Records from a data source
* * *
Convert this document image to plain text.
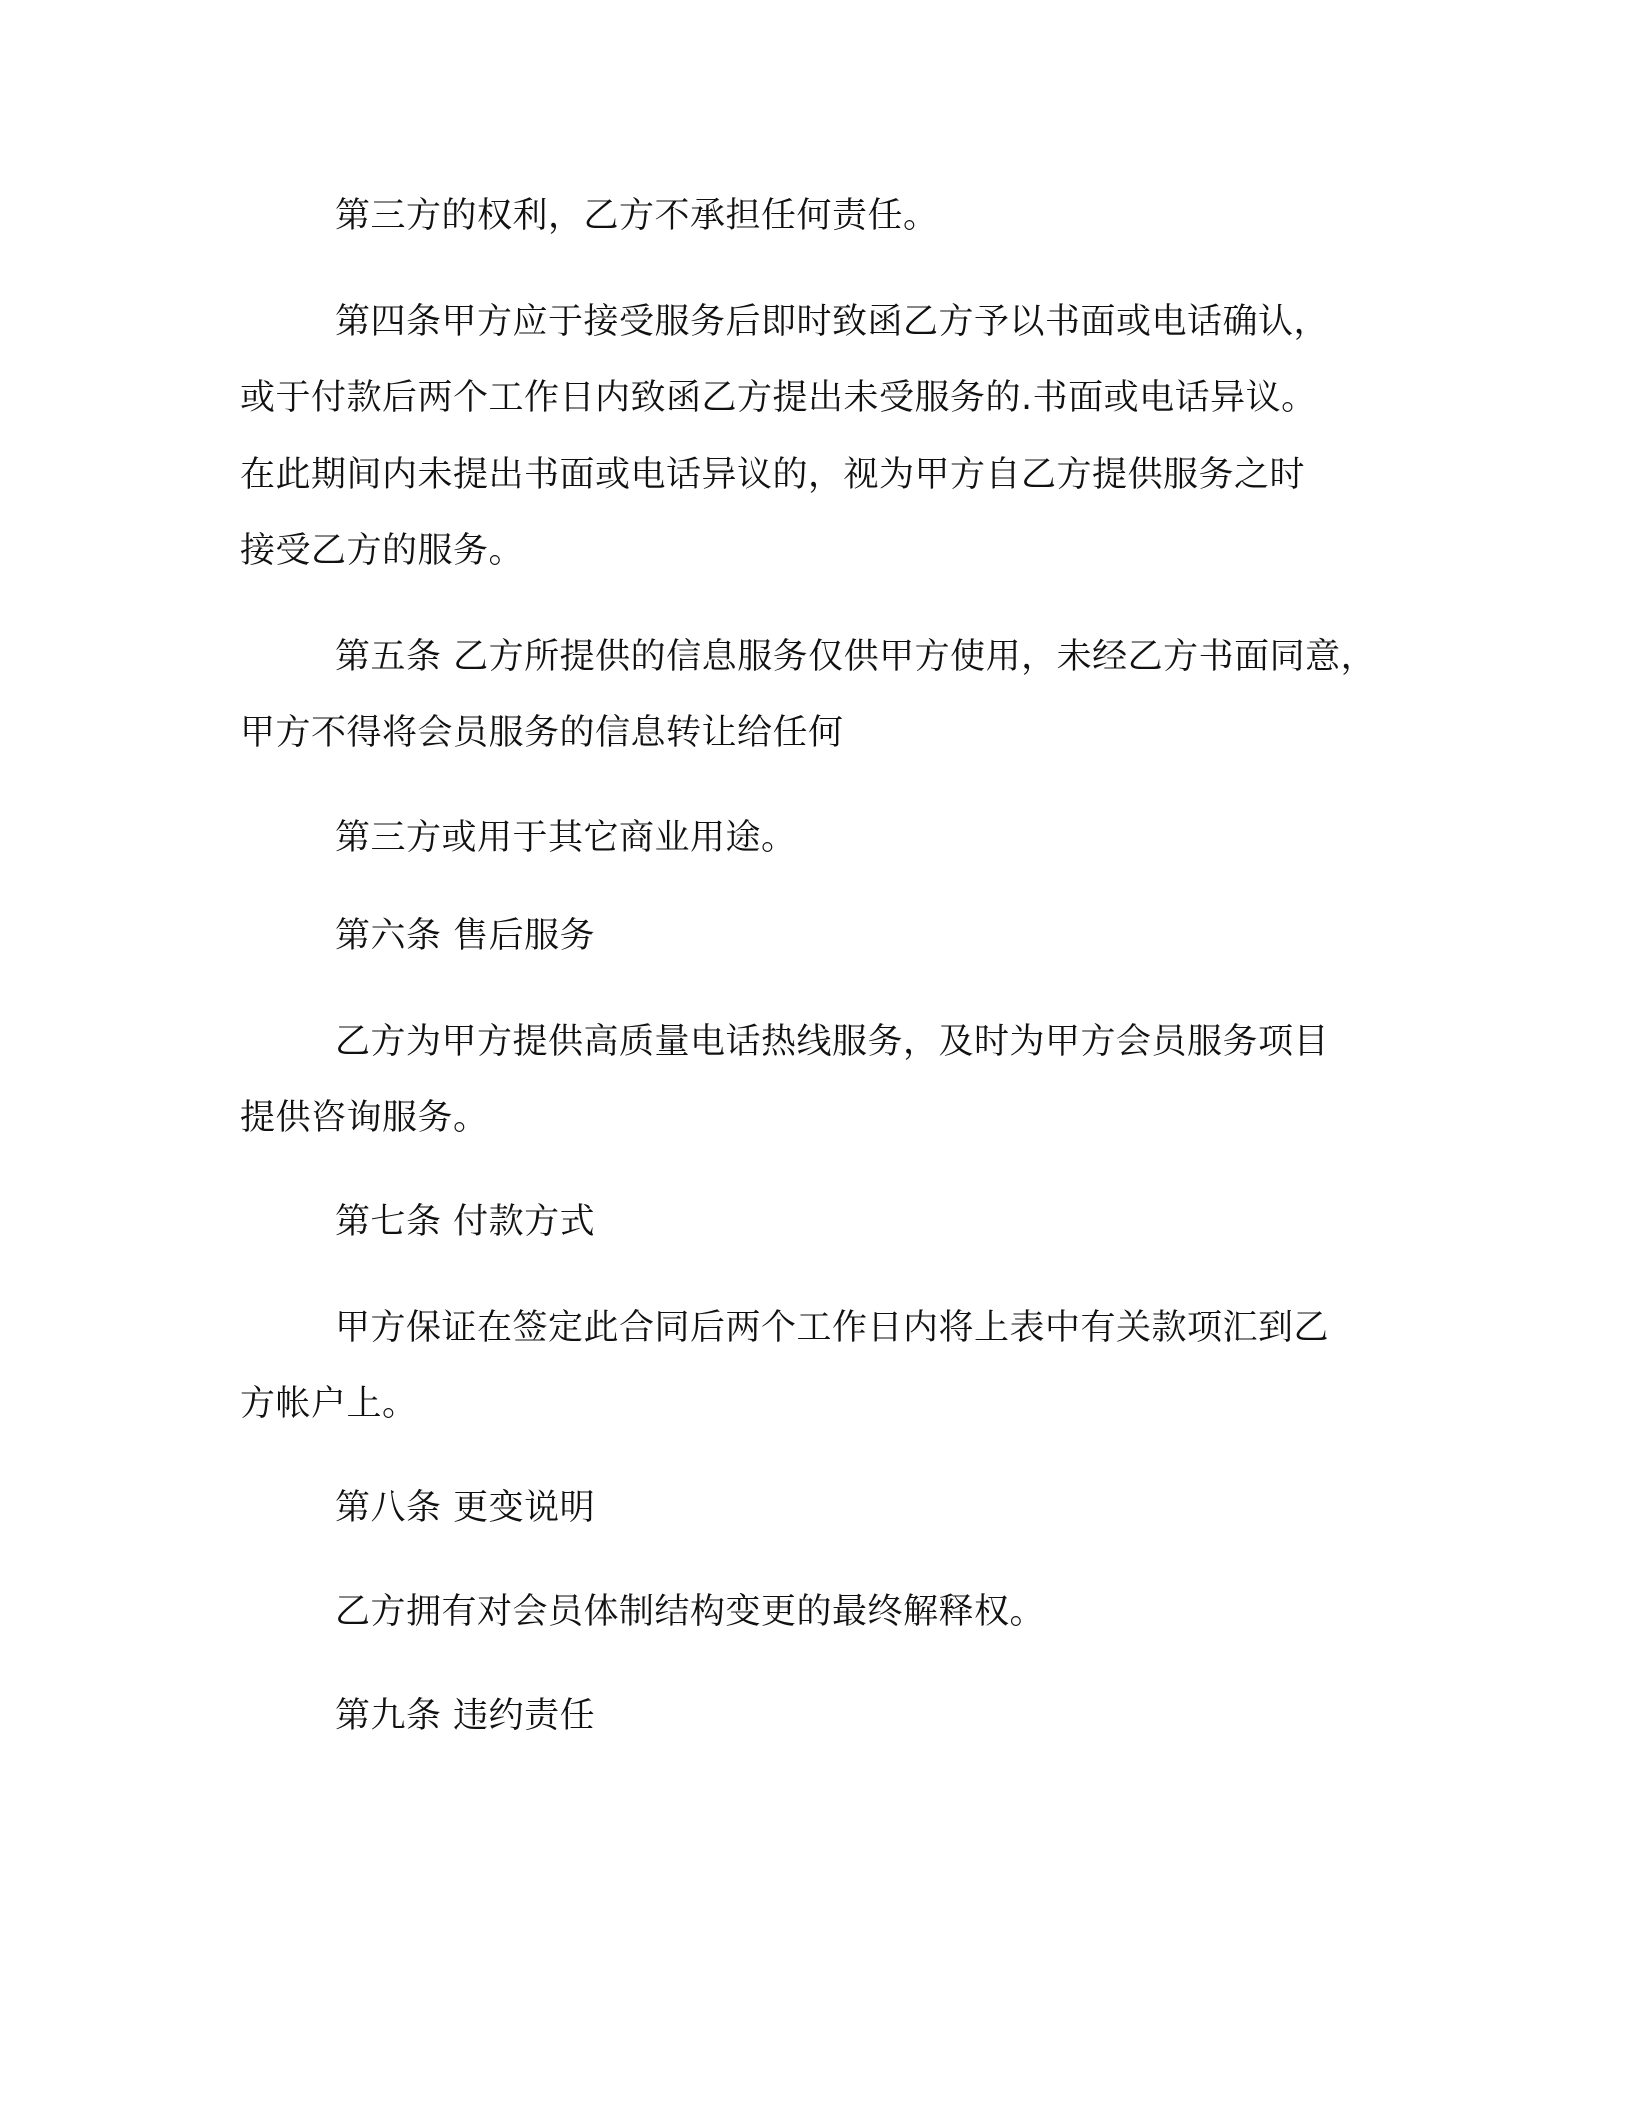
第三方的权利，乙方不承担任何责任。
第四条甲方应于接受服务后即时致函乙方予以书面或电话确认，
或于付款后两个工作日内致函乙方提出未受服务的.书面或电话异议。
在此期间内未提出书面或电话异议的，视为甲方自乙方提供服务之时
接受乙方的服务。
第五条 乙方所提供的信息服务仅供甲方使用，未经乙方书面同意，
甲方不得将会员服务的信息转让给任何
第三方或用于其它商业用途。
第六条 售后服务
乙方为甲方提供高质量电话热线服务，及时为甲方会员服务项目
提供咨询服务。
第七条 付款方式
甲方保证在签定此合同后两个工作日内将上表中有关款项汇到乙
方帐户上。
第八条 更变说明
乙方拥有对会员体制结构变更的最终解释权。
第九条 违约责任
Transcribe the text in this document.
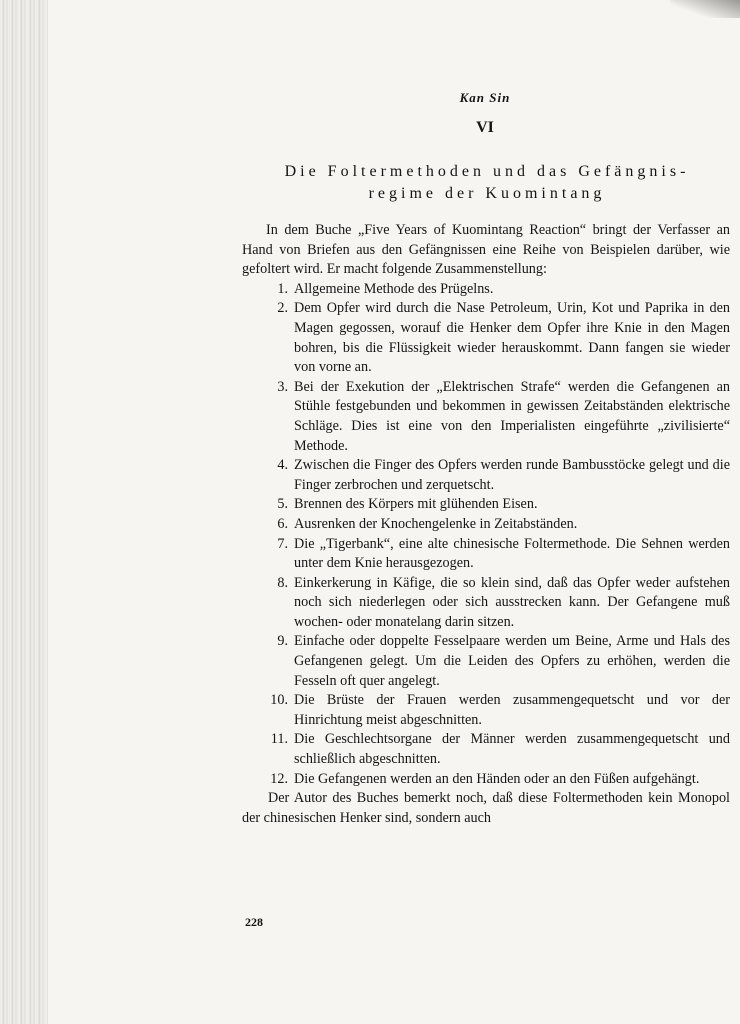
Kan Sin
VI
Die Foltermethoden und das Gefängnis-
regime der Kuomintang

In dem Buche „Five Years of Kuomintang Reaction“ bringt der Verfasser an Hand von Briefen aus den Gefängnissen eine Reihe von Beispielen darüber, wie gefoltert wird. Er macht folgende Zusammenstellung:

1. Allgemeine Methode des Prügelns.
2. Dem Opfer wird durch die Nase Petroleum, Urin, Kot und Paprika in den Magen gegossen, worauf die Henker dem Opfer ihre Knie in den Magen bohren, bis die Flüssigkeit wieder herauskommt. Dann fangen sie wieder von vorne an.
3. Bei der Exekution der „Elektrischen Strafe“ werden die Gefangenen an Stühle festgebunden und bekommen in gewissen Zeitabständen elektrische Schläge. Dies ist eine von den Imperialisten eingeführte „zivilisierte“ Methode.
4. Zwischen die Finger des Opfers werden runde Bambusstöcke gelegt und die Finger zerbrochen und zerquetscht.
5. Brennen des Körpers mit glühenden Eisen.
6. Ausrenken der Knochengelenke in Zeitabständen.
7. Die „Tigerbank“, eine alte chinesische Foltermethode. Die Sehnen werden unter dem Knie herausgezogen.
8. Einkerkerung in Käfige, die so klein sind, daß das Opfer weder aufstehen noch sich niederlegen oder sich ausstrecken kann. Der Gefangene muß wochen- oder monatelang darin sitzen.
9. Einfache oder doppelte Fesselpaare werden um Beine, Arme und Hals des Gefangenen gelegt. Um die Leiden des Opfers zu erhöhen, werden die Fesseln oft quer angelegt.
10. Die Brüste der Frauen werden zusammengequetscht und vor der Hinrichtung meist abgeschnitten.
11. Die Geschlechtsorgane der Männer werden zusammengequetscht und schließlich abgeschnitten.
12. Die Gefangenen werden an den Händen oder an den Füßen aufgehängt.

Der Autor des Buches bemerkt noch, daß diese Foltermethoden kein Monopol der chinesischen Henker sind, sondern auch

228
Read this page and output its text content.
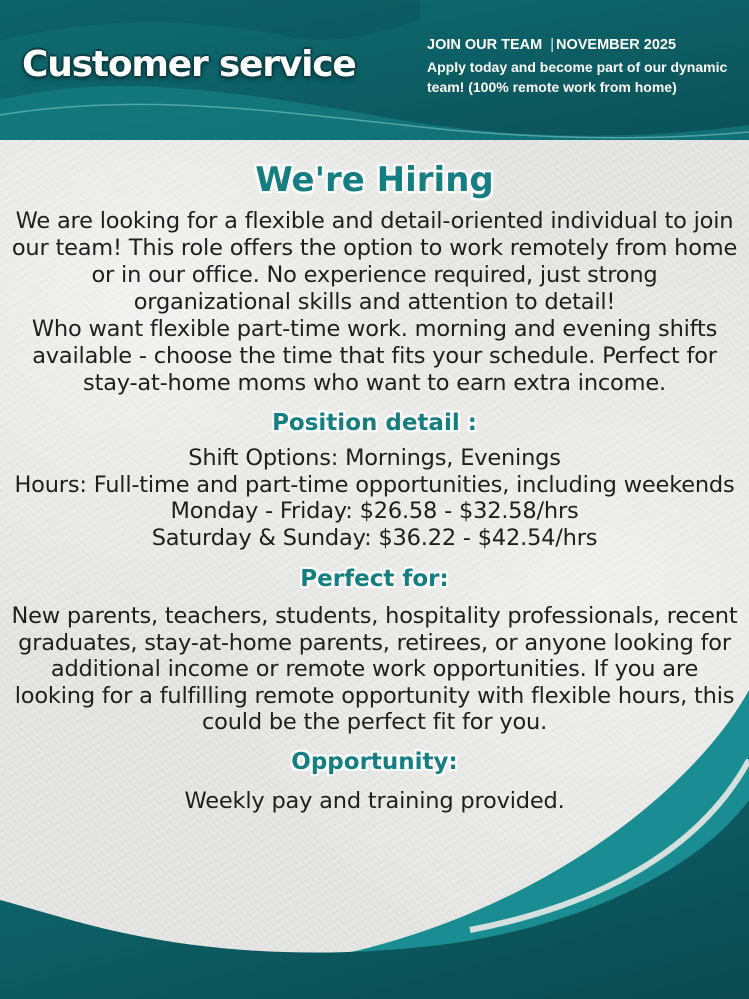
Customer service	JOIN OUR TEAM | NOVEMBER 2025
Apply today and become part of our dynamic team! (100% remote work from home)
We're Hiring
We are looking for a flexible and detail-oriented individual to join our team! This role offers the option to work remotely from home or in our office. No experience required, just strong organizational skills and attention to detail!
Who want flexible part-time work. morning and evening shifts available - choose the time that fits your schedule. Perfect for stay-at-home moms who want to earn extra income.
Position detail :
Shift Options: Mornings, Evenings
Hours: Full-time and part-time opportunities, including weekends
Monday - Friday: $26.58 - $32.58/hrs
Saturday & Sunday: $36.22 - $42.54/hrs
Perfect for:
New parents, teachers, students, hospitality professionals, recent graduates, stay-at-home parents, retirees, or anyone looking for additional income or remote work opportunities. If you are looking for a fulfilling remote opportunity with flexible hours, this could be the perfect fit for you.
Opportunity:
Weekly pay and training provided.
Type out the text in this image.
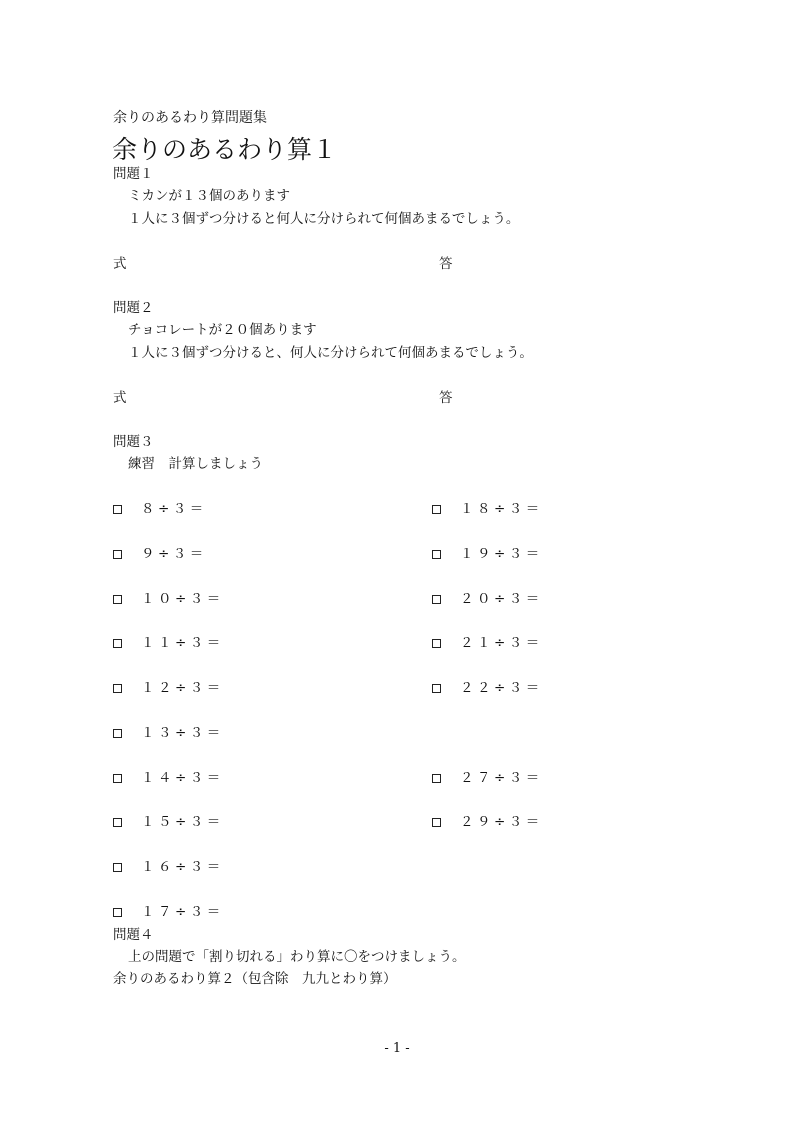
余りのあるわり算問題集
余りのあるわり算１
問題１
ミカンが１３個のあります
１人に３個ずつ分けると何人に分けられて何個あまるでしょう。
式	答
問題２
チョコレートが２０個あります
１人に３個ずつ分けると、何人に分けられて何個あまるでしょう。
式	答
問題３
練習　計算しましょう
８÷３＝
９÷３＝
１０÷３＝
１１÷３＝
１２÷３＝
１３÷３＝
１４÷３＝
１５÷３＝
１６÷３＝
１７÷３＝
１８÷３＝
１９÷３＝
２０÷３＝
２１÷３＝
２２÷３＝
２７÷３＝
２９÷３＝
問題４
上の問題で「割り切れる」わり算に〇をつけましょう。
余りのあるわり算２（包含除　九九とわり算）
- 1 -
* * *
What is needed
State how many lines hold the word "detail". The number is the whole answer.

Exercise response
2